## COMPITO DA SVOLGERE:
Secondo la sezione di testo sulla violenza sulle donne a Milano, quanti casi di maltrattamenti in famiglia ha seguito il Nucleo Tutela Donne e Minori nel 2016?
+++ SEZIONE DI TESTO +++
Violenza sulle donne: la polizia locale di Milano ha seguito 450 casi nel 2016

I dati su violenza, maltrattamento e stalking. Rozza: «Lasciare subito i fidanzati troppo gelosi»

450 casi di violenza e maltrattamenti seguiti dalla polizia locale a Milano nel 2016

L’ultimo arresto è del giorno di San Valentino: maltrattamenti in famiglia, lesioni personali e sequestro di persona, le accuse contestate ad un 39enne. Ma è lunga la serie di casi trattata dal Nucleo Tutela Donne e Minori della polizia locale di Milano, che nel 2016 si è occupata complessivamente di 450 fascicoli.

«In caso di maltrattamenti non è importante a chi si fa la denuncia, è importante farla il prima possibile», ha affermato Carmela Rozza, assessore alla sicurezza, in occasione della ricorrenza dell'8 marzo: «Mi rivolgo soprattutto alle più giovani: i fidanzati troppo gelosi è meglio lasciarli subito, perché l'eccesso di gelosia è il segno di un amore malato». Come quello finito il 14 febbraio. L’uomo, oggi in carcere a San Vittore, da oltre sette anni picchiava la compagna anche quando era incinta e di fronte ai loro cinque figli. Le indagini condotte dal Nucleo Tutela Donne e Minori, sotto la direzione del comandante Antonio Barbato, sono partite a luglio 2016 dopo le confidenze della donna ad una pediatra.

Grazie alle testimonianze raccolte tra parenti e conoscenti, le accuse hanno trovato riscontro. Il Nucleo, nel 2016, si è occupato, come detto, di 450 casi: 126 sono stati i maltrattamenti in famiglia, 54 le violenze sessuali in ambito domestico, 32 gli atteggiamenti persecutori. Il bilancio è di quarantacinque tra misure cautelari eseguite (in carcere o divieti di avvicinamento) e arresti.

«Queste indagini sono estremamente delicate e richiedono un’alta sensibilità da parte degli agenti», è stato il commento di Antonio Barbato, comandante della polizia locale: «Per entrare in contatto e acquisire la fiducia delle vittime è fondamentale non solo l’esperienza ma anche la presenza degli agenti nei luoghi più sensibili come gli ospedali».

«I dati ci dicono che la maggior parte delle violenze avviene in ambito familiare o sono commesse da persone conosciute dalla vittima», ha aggiunto Rozza: «Le donne devono trovare la forza di denunciare fin dai primi segnali. Purtroppo la storia ci dice che chi compie episodi violenti non si ferma da solo».
+++ RECORD FORNITI +++
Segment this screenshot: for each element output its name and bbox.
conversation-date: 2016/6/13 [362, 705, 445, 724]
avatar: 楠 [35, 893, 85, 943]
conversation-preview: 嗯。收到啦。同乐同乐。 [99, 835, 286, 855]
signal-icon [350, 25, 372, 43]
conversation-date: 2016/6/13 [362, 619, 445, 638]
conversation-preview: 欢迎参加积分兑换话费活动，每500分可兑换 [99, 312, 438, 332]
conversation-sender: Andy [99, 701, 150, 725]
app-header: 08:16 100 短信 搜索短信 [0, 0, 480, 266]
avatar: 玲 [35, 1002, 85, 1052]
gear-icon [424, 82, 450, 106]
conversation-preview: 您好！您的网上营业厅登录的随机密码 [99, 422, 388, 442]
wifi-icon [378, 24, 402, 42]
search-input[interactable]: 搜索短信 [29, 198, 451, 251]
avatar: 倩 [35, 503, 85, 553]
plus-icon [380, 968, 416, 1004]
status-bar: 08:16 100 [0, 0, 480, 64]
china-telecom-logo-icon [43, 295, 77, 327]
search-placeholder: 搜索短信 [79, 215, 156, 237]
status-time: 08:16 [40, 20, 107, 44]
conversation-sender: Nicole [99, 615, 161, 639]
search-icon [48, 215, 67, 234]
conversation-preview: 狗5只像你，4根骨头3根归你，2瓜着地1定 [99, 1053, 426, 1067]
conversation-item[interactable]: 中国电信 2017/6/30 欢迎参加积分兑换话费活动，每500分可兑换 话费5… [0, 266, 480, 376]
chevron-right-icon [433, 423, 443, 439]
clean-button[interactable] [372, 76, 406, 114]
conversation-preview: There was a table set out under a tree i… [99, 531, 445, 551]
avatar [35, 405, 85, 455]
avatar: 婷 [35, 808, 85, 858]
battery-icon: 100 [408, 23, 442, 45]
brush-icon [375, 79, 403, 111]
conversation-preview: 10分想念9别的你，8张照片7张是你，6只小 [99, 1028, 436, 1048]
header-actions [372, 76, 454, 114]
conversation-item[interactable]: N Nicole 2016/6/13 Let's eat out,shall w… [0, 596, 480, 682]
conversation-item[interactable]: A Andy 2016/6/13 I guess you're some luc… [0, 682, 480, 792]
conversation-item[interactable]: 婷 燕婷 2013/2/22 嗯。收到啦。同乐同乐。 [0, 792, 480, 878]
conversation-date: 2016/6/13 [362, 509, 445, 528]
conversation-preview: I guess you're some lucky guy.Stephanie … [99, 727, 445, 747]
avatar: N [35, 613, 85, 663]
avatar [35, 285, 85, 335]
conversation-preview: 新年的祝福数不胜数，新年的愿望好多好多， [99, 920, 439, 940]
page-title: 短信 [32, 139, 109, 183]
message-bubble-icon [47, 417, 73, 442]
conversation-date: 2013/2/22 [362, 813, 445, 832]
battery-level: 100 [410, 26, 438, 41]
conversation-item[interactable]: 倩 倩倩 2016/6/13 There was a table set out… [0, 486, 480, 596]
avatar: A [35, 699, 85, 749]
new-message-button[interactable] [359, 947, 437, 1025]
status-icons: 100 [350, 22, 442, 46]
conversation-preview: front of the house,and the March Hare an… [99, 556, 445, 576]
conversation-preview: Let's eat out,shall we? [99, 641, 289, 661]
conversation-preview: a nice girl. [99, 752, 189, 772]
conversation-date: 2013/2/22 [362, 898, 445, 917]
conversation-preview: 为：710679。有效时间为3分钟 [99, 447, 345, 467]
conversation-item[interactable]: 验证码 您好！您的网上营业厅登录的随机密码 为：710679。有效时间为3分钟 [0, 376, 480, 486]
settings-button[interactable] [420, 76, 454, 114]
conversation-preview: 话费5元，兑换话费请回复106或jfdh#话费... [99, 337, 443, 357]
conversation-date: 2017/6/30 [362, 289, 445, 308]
+++
## LA TUA SOLUZIONE:
126 casi.